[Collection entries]
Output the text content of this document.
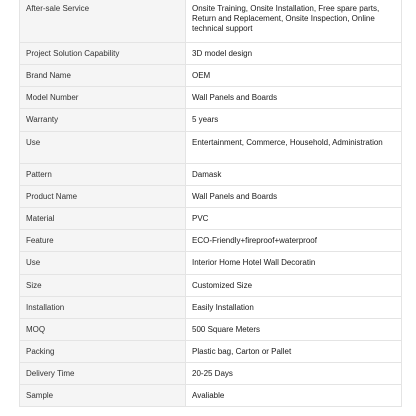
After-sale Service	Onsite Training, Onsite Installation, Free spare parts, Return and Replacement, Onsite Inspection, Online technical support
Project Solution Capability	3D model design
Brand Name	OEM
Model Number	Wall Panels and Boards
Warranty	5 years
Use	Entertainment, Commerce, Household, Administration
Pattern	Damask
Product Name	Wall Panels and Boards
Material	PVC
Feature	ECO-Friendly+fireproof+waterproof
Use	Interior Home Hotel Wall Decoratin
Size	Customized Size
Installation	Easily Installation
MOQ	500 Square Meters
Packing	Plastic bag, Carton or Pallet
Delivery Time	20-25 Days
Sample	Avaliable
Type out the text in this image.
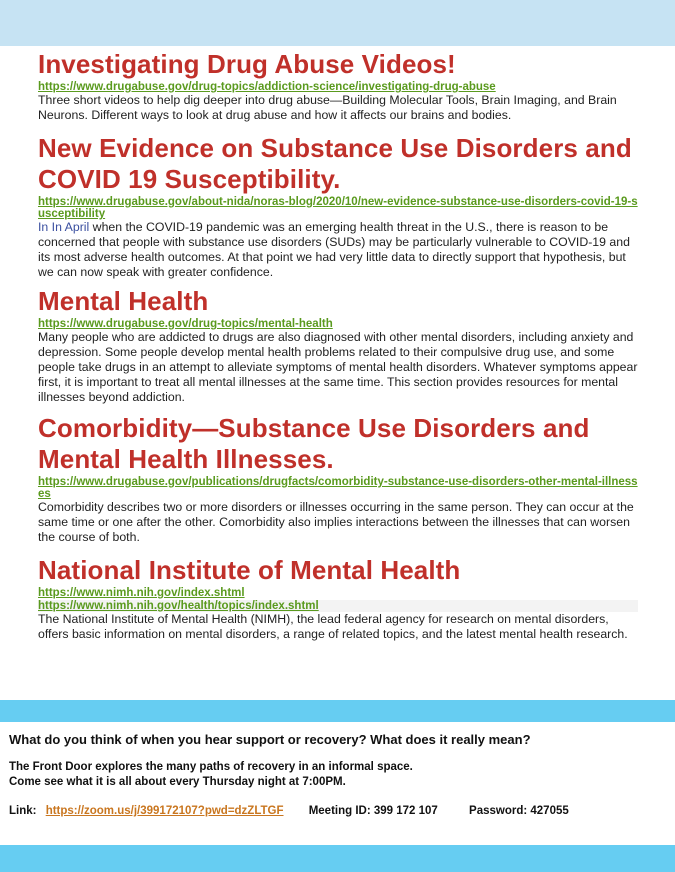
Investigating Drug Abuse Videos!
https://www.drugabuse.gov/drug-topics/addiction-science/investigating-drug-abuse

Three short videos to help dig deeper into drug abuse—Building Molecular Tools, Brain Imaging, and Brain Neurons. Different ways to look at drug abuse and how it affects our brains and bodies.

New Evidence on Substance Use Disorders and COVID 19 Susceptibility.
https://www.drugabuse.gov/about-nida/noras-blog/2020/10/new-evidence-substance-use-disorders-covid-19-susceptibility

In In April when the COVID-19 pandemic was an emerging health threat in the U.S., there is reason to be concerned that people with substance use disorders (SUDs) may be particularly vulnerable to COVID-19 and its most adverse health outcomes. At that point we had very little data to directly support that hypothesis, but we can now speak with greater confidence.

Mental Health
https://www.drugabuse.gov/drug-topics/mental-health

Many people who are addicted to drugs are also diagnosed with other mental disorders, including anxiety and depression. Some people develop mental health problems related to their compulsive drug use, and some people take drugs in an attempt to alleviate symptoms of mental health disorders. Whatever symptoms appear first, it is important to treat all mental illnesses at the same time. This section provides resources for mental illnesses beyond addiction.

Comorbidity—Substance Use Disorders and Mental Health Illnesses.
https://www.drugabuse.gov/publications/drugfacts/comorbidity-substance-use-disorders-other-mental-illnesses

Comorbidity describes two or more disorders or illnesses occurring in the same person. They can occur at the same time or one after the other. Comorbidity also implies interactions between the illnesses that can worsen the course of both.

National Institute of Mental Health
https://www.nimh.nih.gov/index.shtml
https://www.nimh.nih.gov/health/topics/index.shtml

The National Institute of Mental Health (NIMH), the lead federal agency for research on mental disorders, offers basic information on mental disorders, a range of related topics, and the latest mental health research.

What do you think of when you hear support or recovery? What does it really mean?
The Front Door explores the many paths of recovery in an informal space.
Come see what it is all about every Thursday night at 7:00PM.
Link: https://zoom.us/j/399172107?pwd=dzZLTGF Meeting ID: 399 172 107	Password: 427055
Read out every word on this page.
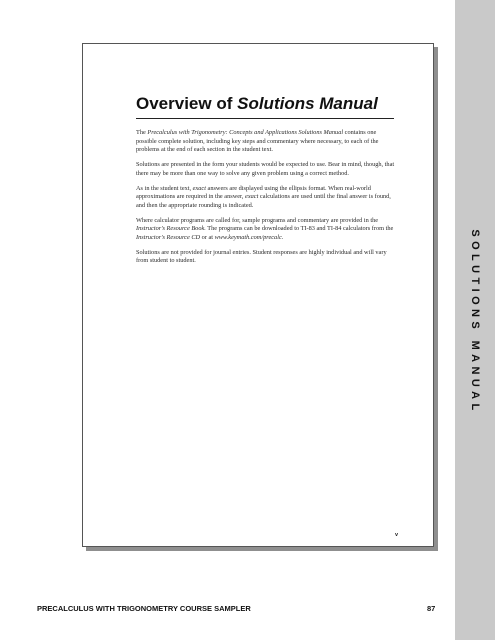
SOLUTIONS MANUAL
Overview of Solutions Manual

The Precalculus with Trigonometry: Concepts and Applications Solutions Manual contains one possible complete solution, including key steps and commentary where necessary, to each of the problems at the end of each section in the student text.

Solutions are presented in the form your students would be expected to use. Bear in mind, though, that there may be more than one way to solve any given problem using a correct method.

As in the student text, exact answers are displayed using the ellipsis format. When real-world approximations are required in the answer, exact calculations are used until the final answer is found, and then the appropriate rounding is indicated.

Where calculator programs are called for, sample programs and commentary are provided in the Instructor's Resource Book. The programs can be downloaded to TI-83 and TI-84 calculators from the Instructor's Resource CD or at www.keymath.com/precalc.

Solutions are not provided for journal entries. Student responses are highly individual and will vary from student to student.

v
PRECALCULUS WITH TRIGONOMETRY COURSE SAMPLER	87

*Your goal*
Every record above should be written out again without change, except that the pictures are left out.

*Worked answer*
Output the text content of this document.
After-sale Service	Onsite Training, Onsite Installation, Free spare parts, Return and Replacement, Onsite Inspection, Online technical support
Project Solution Capability	3D model design
Brand Name	OEM
Model Number	Wall Panels and Boards
Warranty	5 years
Use	Entertainment, Commerce, Household, Administration
Pattern	Damask
Product Name	Wall Panels and Boards
Material	PVC
Feature	ECO-Friendly+fireproof+waterproof
Use	Interior Home Hotel Wall Decoratin
Size	Customized Size
Installation	Easily Installation
MOQ	500 Square Meters
Packing	Plastic bag, Carton or Pallet
Delivery Time	20-25 Days
Sample	Avaliable
Type out the text in this image.
Investigating Drug Abuse Videos!
https://www.drugabuse.gov/drug-topics/addiction-science/investigating-drug-abuse

Three short videos to help dig deeper into drug abuse—Building Molecular Tools, Brain Imaging, and Brain Neurons. Different ways to look at drug abuse and how it affects our brains and bodies.

New Evidence on Substance Use Disorders and COVID 19 Susceptibility.
https://www.drugabuse.gov/about-nida/noras-blog/2020/10/new-evidence-substance-use-disorders-covid-19-susceptibility

In In April when the COVID-19 pandemic was an emerging health threat in the U.S., there is reason to be concerned that people with substance use disorders (SUDs) may be particularly vulnerable to COVID-19 and its most adverse health outcomes. At that point we had very little data to directly support that hypothesis, but we can now speak with greater confidence.

Mental Health
https://www.drugabuse.gov/drug-topics/mental-health

Many people who are addicted to drugs are also diagnosed with other mental disorders, including anxiety and depression. Some people develop mental health problems related to their compulsive drug use, and some people take drugs in an attempt to alleviate symptoms of mental health disorders. Whatever symptoms appear first, it is important to treat all mental illnesses at the same time. This section provides resources for mental illnesses beyond addiction.

Comorbidity—Substance Use Disorders and Mental Health Illnesses.
https://www.drugabuse.gov/publications/drugfacts/comorbidity-substance-use-disorders-other-mental-illnesses

Comorbidity describes two or more disorders or illnesses occurring in the same person. They can occur at the same time or one after the other. Comorbidity also implies interactions between the illnesses that can worsen the course of both.

National Institute of Mental Health
https://www.nimh.nih.gov/index.shtml
https://www.nimh.nih.gov/health/topics/index.shtml

The National Institute of Mental Health (NIMH), the lead federal agency for research on mental disorders, offers basic information on mental disorders, a range of related topics, and the latest mental health research.

What do you think of when you hear support or recovery? What does it really mean?
The Front Door explores the many paths of recovery in an informal space.
Come see what it is all about every Thursday night at 7:00PM.
Link: https://zoom.us/j/399172107?pwd=dzZLTGF Meeting ID: 399 172 107	Password: 427055
Read out every word on this page.
SOLUTIONS MANUAL
Overview of Solutions Manual

The Precalculus with Trigonometry: Concepts and Applications Solutions Manual contains one possible complete solution, including key steps and commentary where necessary, to each of the problems at the end of each section in the student text.

Solutions are presented in the form your students would be expected to use. Bear in mind, though, that there may be more than one way to solve any given problem using a correct method.

As in the student text, exact answers are displayed using the ellipsis format. When real-world approximations are required in the answer, exact calculations are used until the final answer is found, and then the appropriate rounding is indicated.

Where calculator programs are called for, sample programs and commentary are provided in the Instructor's Resource Book. The programs can be downloaded to TI-83 and TI-84 calculators from the Instructor's Resource CD or at www.keymath.com/precalc.

Solutions are not provided for journal entries. Student responses are highly individual and will vary from student to student.

v
PRECALCULUS WITH TRIGONOMETRY COURSE SAMPLER	87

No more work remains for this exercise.